Records for this exercise:
>> START

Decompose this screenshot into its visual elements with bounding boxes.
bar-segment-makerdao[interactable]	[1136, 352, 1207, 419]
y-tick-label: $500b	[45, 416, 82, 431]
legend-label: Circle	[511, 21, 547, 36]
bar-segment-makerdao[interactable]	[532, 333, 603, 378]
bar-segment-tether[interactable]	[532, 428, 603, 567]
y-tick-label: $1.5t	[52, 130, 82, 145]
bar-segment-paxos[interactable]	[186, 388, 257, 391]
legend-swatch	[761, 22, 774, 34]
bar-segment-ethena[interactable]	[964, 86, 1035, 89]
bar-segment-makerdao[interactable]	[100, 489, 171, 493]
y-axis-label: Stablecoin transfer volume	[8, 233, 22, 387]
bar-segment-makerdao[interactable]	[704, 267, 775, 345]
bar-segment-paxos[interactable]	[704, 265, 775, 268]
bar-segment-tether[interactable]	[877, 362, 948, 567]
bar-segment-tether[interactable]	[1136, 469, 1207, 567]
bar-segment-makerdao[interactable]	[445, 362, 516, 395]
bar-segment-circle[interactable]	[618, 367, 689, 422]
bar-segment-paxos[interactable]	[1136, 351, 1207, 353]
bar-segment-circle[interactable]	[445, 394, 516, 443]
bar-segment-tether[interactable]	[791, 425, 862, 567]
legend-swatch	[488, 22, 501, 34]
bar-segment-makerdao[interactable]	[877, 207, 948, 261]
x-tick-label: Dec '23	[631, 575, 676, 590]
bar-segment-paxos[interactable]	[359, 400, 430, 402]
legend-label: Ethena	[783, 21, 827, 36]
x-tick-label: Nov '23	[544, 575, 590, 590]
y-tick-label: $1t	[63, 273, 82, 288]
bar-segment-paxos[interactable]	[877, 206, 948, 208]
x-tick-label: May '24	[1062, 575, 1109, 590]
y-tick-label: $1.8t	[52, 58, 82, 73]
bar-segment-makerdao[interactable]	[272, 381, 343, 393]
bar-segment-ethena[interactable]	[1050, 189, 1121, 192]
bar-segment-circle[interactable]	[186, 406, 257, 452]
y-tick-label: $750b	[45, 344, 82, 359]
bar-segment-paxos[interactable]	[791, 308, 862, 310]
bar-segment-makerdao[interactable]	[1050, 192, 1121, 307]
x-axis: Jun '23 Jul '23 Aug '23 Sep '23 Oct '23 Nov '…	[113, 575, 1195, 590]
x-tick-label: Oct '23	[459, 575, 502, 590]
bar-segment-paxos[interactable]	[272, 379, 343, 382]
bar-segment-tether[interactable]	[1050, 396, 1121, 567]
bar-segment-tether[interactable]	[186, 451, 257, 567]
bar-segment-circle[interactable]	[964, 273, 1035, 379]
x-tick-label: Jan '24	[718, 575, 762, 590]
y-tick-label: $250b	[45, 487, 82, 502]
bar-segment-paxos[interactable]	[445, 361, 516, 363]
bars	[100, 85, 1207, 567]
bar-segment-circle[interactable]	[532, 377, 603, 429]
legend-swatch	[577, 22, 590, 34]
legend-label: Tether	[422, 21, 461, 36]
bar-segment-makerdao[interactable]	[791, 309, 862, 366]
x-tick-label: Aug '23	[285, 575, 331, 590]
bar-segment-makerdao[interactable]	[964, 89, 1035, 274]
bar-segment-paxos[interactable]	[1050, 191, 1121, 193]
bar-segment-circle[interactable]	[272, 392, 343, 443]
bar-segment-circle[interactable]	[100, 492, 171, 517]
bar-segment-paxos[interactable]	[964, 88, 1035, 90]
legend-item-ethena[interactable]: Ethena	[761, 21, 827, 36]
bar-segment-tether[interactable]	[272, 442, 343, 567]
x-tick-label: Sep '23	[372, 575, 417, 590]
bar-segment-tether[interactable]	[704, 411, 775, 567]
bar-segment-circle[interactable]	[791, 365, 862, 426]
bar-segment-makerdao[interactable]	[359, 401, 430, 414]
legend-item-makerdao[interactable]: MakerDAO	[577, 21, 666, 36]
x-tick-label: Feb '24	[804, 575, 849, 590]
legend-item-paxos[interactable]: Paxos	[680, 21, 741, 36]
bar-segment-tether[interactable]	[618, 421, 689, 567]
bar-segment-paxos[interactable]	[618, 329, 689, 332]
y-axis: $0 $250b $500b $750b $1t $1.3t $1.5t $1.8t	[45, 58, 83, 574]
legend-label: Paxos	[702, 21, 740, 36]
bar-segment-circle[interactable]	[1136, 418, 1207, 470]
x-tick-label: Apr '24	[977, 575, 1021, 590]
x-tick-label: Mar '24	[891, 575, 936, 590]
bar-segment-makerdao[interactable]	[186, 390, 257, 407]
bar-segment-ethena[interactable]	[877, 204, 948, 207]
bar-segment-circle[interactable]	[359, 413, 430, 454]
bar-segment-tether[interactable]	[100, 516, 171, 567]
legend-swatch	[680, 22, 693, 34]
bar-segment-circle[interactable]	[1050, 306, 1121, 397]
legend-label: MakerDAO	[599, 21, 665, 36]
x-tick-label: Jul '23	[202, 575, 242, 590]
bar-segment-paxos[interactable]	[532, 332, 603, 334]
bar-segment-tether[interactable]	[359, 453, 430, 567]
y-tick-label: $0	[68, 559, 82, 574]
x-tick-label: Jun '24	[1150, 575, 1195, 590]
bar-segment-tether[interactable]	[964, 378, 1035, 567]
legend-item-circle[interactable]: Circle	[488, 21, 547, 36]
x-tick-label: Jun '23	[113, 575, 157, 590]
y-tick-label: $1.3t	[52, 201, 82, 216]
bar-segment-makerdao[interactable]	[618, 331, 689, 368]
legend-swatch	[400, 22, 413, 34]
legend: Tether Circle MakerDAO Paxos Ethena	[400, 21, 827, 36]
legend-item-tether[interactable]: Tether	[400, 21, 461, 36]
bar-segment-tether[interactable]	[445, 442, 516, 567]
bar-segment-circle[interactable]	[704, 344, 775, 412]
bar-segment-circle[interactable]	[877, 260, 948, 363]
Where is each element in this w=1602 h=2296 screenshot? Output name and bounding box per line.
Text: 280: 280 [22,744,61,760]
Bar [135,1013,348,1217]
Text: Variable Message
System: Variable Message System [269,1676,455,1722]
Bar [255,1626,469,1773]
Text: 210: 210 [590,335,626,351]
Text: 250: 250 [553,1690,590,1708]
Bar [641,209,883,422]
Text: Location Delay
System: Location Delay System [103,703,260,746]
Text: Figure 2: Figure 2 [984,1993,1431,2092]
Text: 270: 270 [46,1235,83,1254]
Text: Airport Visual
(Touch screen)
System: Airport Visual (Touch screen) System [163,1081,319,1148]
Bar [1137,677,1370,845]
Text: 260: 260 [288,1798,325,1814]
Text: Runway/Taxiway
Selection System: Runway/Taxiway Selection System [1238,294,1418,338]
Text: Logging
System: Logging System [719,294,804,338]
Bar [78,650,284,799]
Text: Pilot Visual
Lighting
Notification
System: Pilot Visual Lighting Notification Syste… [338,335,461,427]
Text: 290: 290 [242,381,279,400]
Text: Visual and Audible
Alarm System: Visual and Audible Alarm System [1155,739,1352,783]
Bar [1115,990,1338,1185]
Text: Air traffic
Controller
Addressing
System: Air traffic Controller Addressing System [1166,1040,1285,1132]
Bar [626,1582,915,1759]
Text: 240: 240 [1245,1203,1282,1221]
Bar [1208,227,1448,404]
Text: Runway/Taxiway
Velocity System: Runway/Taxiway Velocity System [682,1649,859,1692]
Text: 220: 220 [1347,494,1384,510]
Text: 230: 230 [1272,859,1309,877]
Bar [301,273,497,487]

>> END

Requirement:
Copy each line of the records above word for word, from start to end.

Exercise output:
Decompose this screenshot into its visual elements with bounding boxes.
bar-segment-makerdao[interactable]	[1136, 352, 1207, 419]
y-tick-label: $500b	[45, 416, 82, 431]
legend-label: Circle	[511, 21, 547, 36]
bar-segment-makerdao[interactable]	[532, 333, 603, 378]
bar-segment-tether[interactable]	[532, 428, 603, 567]
y-tick-label: $1.5t	[52, 130, 82, 145]
bar-segment-paxos[interactable]	[186, 388, 257, 391]
legend-swatch	[761, 22, 774, 34]
bar-segment-ethena[interactable]	[964, 86, 1035, 89]
bar-segment-makerdao[interactable]	[100, 489, 171, 493]
y-axis-label: Stablecoin transfer volume	[8, 233, 22, 387]
bar-segment-makerdao[interactable]	[704, 267, 775, 345]
bar-segment-paxos[interactable]	[704, 265, 775, 268]
bar-segment-tether[interactable]	[877, 362, 948, 567]
bar-segment-tether[interactable]	[1136, 469, 1207, 567]
bar-segment-makerdao[interactable]	[445, 362, 516, 395]
bar-segment-circle[interactable]	[618, 367, 689, 422]
bar-segment-paxos[interactable]	[1136, 351, 1207, 353]
bar-segment-circle[interactable]	[445, 394, 516, 443]
bar-segment-tether[interactable]	[791, 425, 862, 567]
legend-swatch	[488, 22, 501, 34]
bar-segment-makerdao[interactable]	[877, 207, 948, 261]
x-tick-label: Dec '23	[631, 575, 676, 590]
bar-segment-paxos[interactable]	[359, 400, 430, 402]
legend-label: Ethena	[783, 21, 827, 36]
x-tick-label: Nov '23	[544, 575, 590, 590]
y-tick-label: $1t	[63, 273, 82, 288]
bar-segment-paxos[interactable]	[877, 206, 948, 208]
x-tick-label: May '24	[1062, 575, 1109, 590]
y-tick-label: $1.8t	[52, 58, 82, 73]
bar-segment-makerdao[interactable]	[272, 381, 343, 393]
bar-segment-ethena[interactable]	[1050, 189, 1121, 192]
bar-segment-circle[interactable]	[186, 406, 257, 452]
y-tick-label: $750b	[45, 344, 82, 359]
bar-segment-paxos[interactable]	[791, 308, 862, 310]
bar-segment-makerdao[interactable]	[1050, 192, 1121, 307]
x-axis: Jun '23 Jul '23 Aug '23 Sep '23 Oct '23 Nov '…	[113, 575, 1195, 590]
x-tick-label: Oct '23	[459, 575, 502, 590]
bar-segment-paxos[interactable]	[272, 379, 343, 382]
bar-segment-tether[interactable]	[1050, 396, 1121, 567]
bar-segment-tether[interactable]	[186, 451, 257, 567]
bar-segment-circle[interactable]	[964, 273, 1035, 379]
x-tick-label: Jan '24	[718, 575, 762, 590]
y-tick-label: $250b	[45, 487, 82, 502]
bar-segment-paxos[interactable]	[445, 361, 516, 363]
bars	[100, 85, 1207, 567]
bar-segment-circle[interactable]	[532, 377, 603, 429]
legend-swatch	[577, 22, 590, 34]
legend-label: Tether	[422, 21, 461, 36]
bar-segment-makerdao[interactable]	[791, 309, 862, 366]
x-tick-label: Aug '23	[285, 575, 331, 590]
bar-segment-makerdao[interactable]	[964, 89, 1035, 274]
bar-segment-paxos[interactable]	[1050, 191, 1121, 193]
bar-segment-circle[interactable]	[272, 392, 343, 443]
bar-segment-circle[interactable]	[100, 492, 171, 517]
bar-segment-paxos[interactable]	[964, 88, 1035, 90]
legend-item-ethena[interactable]: Ethena	[761, 21, 827, 36]
bar-segment-tether[interactable]	[272, 442, 343, 567]
x-tick-label: Sep '23	[372, 575, 417, 590]
bar-segment-tether[interactable]	[704, 411, 775, 567]
bar-segment-circle[interactable]	[791, 365, 862, 426]
bar-segment-makerdao[interactable]	[359, 401, 430, 414]
legend-item-makerdao[interactable]: MakerDAO	[577, 21, 666, 36]
x-tick-label: Feb '24	[804, 575, 849, 590]
legend-item-paxos[interactable]: Paxos	[680, 21, 741, 36]
bar-segment-tether[interactable]	[618, 421, 689, 567]
bar-segment-paxos[interactable]	[618, 329, 689, 332]
y-axis: $0 $250b $500b $750b $1t $1.3t $1.5t $1.8t	[45, 58, 83, 574]
legend-label: Paxos	[702, 21, 740, 36]
bar-segment-circle[interactable]	[1136, 418, 1207, 470]
x-tick-label: Apr '24	[977, 575, 1021, 590]
x-tick-label: Mar '24	[891, 575, 936, 590]
bar-segment-makerdao[interactable]	[186, 390, 257, 407]
bar-segment-ethena[interactable]	[877, 204, 948, 207]
bar-segment-circle[interactable]	[359, 413, 430, 454]
bar-segment-tether[interactable]	[100, 516, 171, 567]
legend-swatch	[680, 22, 693, 34]
bar-segment-circle[interactable]	[1050, 306, 1121, 397]
legend-label: MakerDAO	[599, 21, 665, 36]
x-tick-label: Jul '23	[202, 575, 242, 590]
bar-segment-paxos[interactable]	[532, 332, 603, 334]
bar-segment-tether[interactable]	[359, 453, 430, 567]
y-tick-label: $0	[68, 559, 82, 574]
x-tick-label: Jun '24	[1150, 575, 1195, 590]
bar-segment-tether[interactable]	[964, 378, 1035, 567]
legend-item-circle[interactable]: Circle	[488, 21, 547, 36]
x-tick-label: Jun '23	[113, 575, 157, 590]
y-tick-label: $1.3t	[52, 201, 82, 216]
bar-segment-makerdao[interactable]	[618, 331, 689, 368]
legend-swatch	[400, 22, 413, 34]
legend: Tether Circle MakerDAO Paxos Ethena	[400, 21, 827, 36]
legend-item-tether[interactable]: Tether	[400, 21, 461, 36]
bar-segment-tether[interactable]	[445, 442, 516, 567]
bar-segment-circle[interactable]	[704, 344, 775, 412]
bar-segment-circle[interactable]	[877, 260, 948, 363]
Where is each element in this w=1602 h=2296 screenshot? Output name and bounding box per line.
Text: 280: 280 [22,744,61,760]
Bar [135,1013,348,1217]
Text: Variable Message
System: Variable Message System [269,1676,455,1722]
Bar [255,1626,469,1773]
Text: 210: 210 [590,335,626,351]
Text: 250: 250 [553,1690,590,1708]
Bar [641,209,883,422]
Text: Location Delay
System: Location Delay System [103,703,260,746]
Text: Figure 2: Figure 2 [984,1993,1431,2092]
Text: 270: 270 [46,1235,83,1254]
Text: Airport Visual
(Touch screen)
System: Airport Visual (Touch screen) System [163,1081,319,1148]
Bar [1137,677,1370,845]
Text: 260: 260 [288,1798,325,1814]
Text: Runway/Taxiway
Selection System: Runway/Taxiway Selection System [1238,294,1418,338]
Text: Logging
System: Logging System [719,294,804,338]
Bar [78,650,284,799]
Text: Pilot Visual
Lighting
Notification
System: Pilot Visual Lighting Notification Syste… [338,335,461,427]
Text: 290: 290 [242,381,279,400]
Text: Visual and Audible
Alarm System: Visual and Audible Alarm System [1155,739,1352,783]
Bar [1115,990,1338,1185]
Text: Air traffic
Controller
Addressing
System: Air traffic Controller Addressing System [1166,1040,1285,1132]
Bar [626,1582,915,1759]
Text: 240: 240 [1245,1203,1282,1221]
Bar [1208,227,1448,404]
Text: Runway/Taxiway
Velocity System: Runway/Taxiway Velocity System [682,1649,859,1692]
Text: 220: 220 [1347,494,1384,510]
Text: 230: 230 [1272,859,1309,877]
Bar [301,273,497,487]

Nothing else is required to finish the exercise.